## Records provided
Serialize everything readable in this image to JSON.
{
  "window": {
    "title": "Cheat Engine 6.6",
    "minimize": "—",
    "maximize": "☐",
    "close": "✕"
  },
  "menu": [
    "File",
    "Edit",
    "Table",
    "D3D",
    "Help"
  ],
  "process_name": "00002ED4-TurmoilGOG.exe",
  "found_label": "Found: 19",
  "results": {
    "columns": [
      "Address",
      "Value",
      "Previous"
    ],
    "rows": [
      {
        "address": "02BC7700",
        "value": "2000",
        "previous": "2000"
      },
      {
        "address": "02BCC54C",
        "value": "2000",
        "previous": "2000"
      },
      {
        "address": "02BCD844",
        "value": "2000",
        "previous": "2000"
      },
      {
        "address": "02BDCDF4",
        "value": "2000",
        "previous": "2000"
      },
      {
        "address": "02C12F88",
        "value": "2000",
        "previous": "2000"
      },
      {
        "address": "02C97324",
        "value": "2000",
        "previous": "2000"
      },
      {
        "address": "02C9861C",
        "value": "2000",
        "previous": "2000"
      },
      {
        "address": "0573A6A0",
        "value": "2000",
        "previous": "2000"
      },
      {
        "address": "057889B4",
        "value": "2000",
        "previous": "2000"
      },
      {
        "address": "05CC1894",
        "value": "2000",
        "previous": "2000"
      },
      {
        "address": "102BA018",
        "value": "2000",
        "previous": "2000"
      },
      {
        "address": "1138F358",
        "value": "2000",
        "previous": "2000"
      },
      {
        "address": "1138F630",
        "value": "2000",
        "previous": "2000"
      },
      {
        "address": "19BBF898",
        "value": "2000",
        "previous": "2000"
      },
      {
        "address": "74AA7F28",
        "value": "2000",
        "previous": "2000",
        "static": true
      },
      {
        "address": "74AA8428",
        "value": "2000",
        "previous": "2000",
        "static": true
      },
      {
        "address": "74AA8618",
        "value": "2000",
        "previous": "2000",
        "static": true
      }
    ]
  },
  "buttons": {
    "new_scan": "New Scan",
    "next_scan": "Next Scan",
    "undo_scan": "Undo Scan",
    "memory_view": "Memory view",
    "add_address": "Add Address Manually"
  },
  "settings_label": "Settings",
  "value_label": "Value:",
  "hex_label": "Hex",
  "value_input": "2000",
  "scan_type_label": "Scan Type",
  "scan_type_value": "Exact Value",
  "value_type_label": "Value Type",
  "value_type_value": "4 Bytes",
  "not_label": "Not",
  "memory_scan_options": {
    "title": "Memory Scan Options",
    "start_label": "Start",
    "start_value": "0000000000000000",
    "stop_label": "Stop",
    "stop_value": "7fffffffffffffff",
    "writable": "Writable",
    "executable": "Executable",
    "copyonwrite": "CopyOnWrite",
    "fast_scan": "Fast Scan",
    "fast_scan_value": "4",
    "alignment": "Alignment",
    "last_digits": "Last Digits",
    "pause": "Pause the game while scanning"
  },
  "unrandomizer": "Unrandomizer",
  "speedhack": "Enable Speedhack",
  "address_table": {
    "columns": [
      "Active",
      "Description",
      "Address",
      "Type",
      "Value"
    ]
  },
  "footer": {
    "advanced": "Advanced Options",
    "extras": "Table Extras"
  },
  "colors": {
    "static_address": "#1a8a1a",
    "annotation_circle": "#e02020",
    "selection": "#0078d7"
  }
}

## Task
Repeat every line of the data, exactly and in full.

## Full solution
Serialize everything readable in this image to JSON.
{
  "window": {
    "title": "Cheat Engine 6.6",
    "minimize": "—",
    "maximize": "☐",
    "close": "✕"
  },
  "menu": [
    "File",
    "Edit",
    "Table",
    "D3D",
    "Help"
  ],
  "process_name": "00002ED4-TurmoilGOG.exe",
  "found_label": "Found: 19",
  "results": {
    "columns": [
      "Address",
      "Value",
      "Previous"
    ],
    "rows": [
      {
        "address": "02BC7700",
        "value": "2000",
        "previous": "2000"
      },
      {
        "address": "02BCC54C",
        "value": "2000",
        "previous": "2000"
      },
      {
        "address": "02BCD844",
        "value": "2000",
        "previous": "2000"
      },
      {
        "address": "02BDCDF4",
        "value": "2000",
        "previous": "2000"
      },
      {
        "address": "02C12F88",
        "value": "2000",
        "previous": "2000"
      },
      {
        "address": "02C97324",
        "value": "2000",
        "previous": "2000"
      },
      {
        "address": "02C9861C",
        "value": "2000",
        "previous": "2000"
      },
      {
        "address": "0573A6A0",
        "value": "2000",
        "previous": "2000"
      },
      {
        "address": "057889B4",
        "value": "2000",
        "previous": "2000"
      },
      {
        "address": "05CC1894",
        "value": "2000",
        "previous": "2000"
      },
      {
        "address": "102BA018",
        "value": "2000",
        "previous": "2000"
      },
      {
        "address": "1138F358",
        "value": "2000",
        "previous": "2000"
      },
      {
        "address": "1138F630",
        "value": "2000",
        "previous": "2000"
      },
      {
        "address": "19BBF898",
        "value": "2000",
        "previous": "2000"
      },
      {
        "address": "74AA7F28",
        "value": "2000",
        "previous": "2000",
        "static": true
      },
      {
        "address": "74AA8428",
        "value": "2000",
        "previous": "2000",
        "static": true
      },
      {
        "address": "74AA8618",
        "value": "2000",
        "previous": "2000",
        "static": true
      }
    ]
  },
  "buttons": {
    "new_scan": "New Scan",
    "next_scan": "Next Scan",
    "undo_scan": "Undo Scan",
    "memory_view": "Memory view",
    "add_address": "Add Address Manually"
  },
  "settings_label": "Settings",
  "value_label": "Value:",
  "hex_label": "Hex",
  "value_input": "2000",
  "scan_type_label": "Scan Type",
  "scan_type_value": "Exact Value",
  "value_type_label": "Value Type",
  "value_type_value": "4 Bytes",
  "not_label": "Not",
  "memory_scan_options": {
    "title": "Memory Scan Options",
    "start_label": "Start",
    "start_value": "0000000000000000",
    "stop_label": "Stop",
    "stop_value": "7fffffffffffffff",
    "writable": "Writable",
    "executable": "Executable",
    "copyonwrite": "CopyOnWrite",
    "fast_scan": "Fast Scan",
    "fast_scan_value": "4",
    "alignment": "Alignment",
    "last_digits": "Last Digits",
    "pause": "Pause the game while scanning"
  },
  "unrandomizer": "Unrandomizer",
  "speedhack": "Enable Speedhack",
  "address_table": {
    "columns": [
      "Active",
      "Description",
      "Address",
      "Type",
      "Value"
    ]
  },
  "footer": {
    "advanced": "Advanced Options",
    "extras": "Table Extras"
  },
  "colors": {
    "static_address": "#1a8a1a",
    "annotation_circle": "#e02020",
    "selection": "#0078d7"
  }
}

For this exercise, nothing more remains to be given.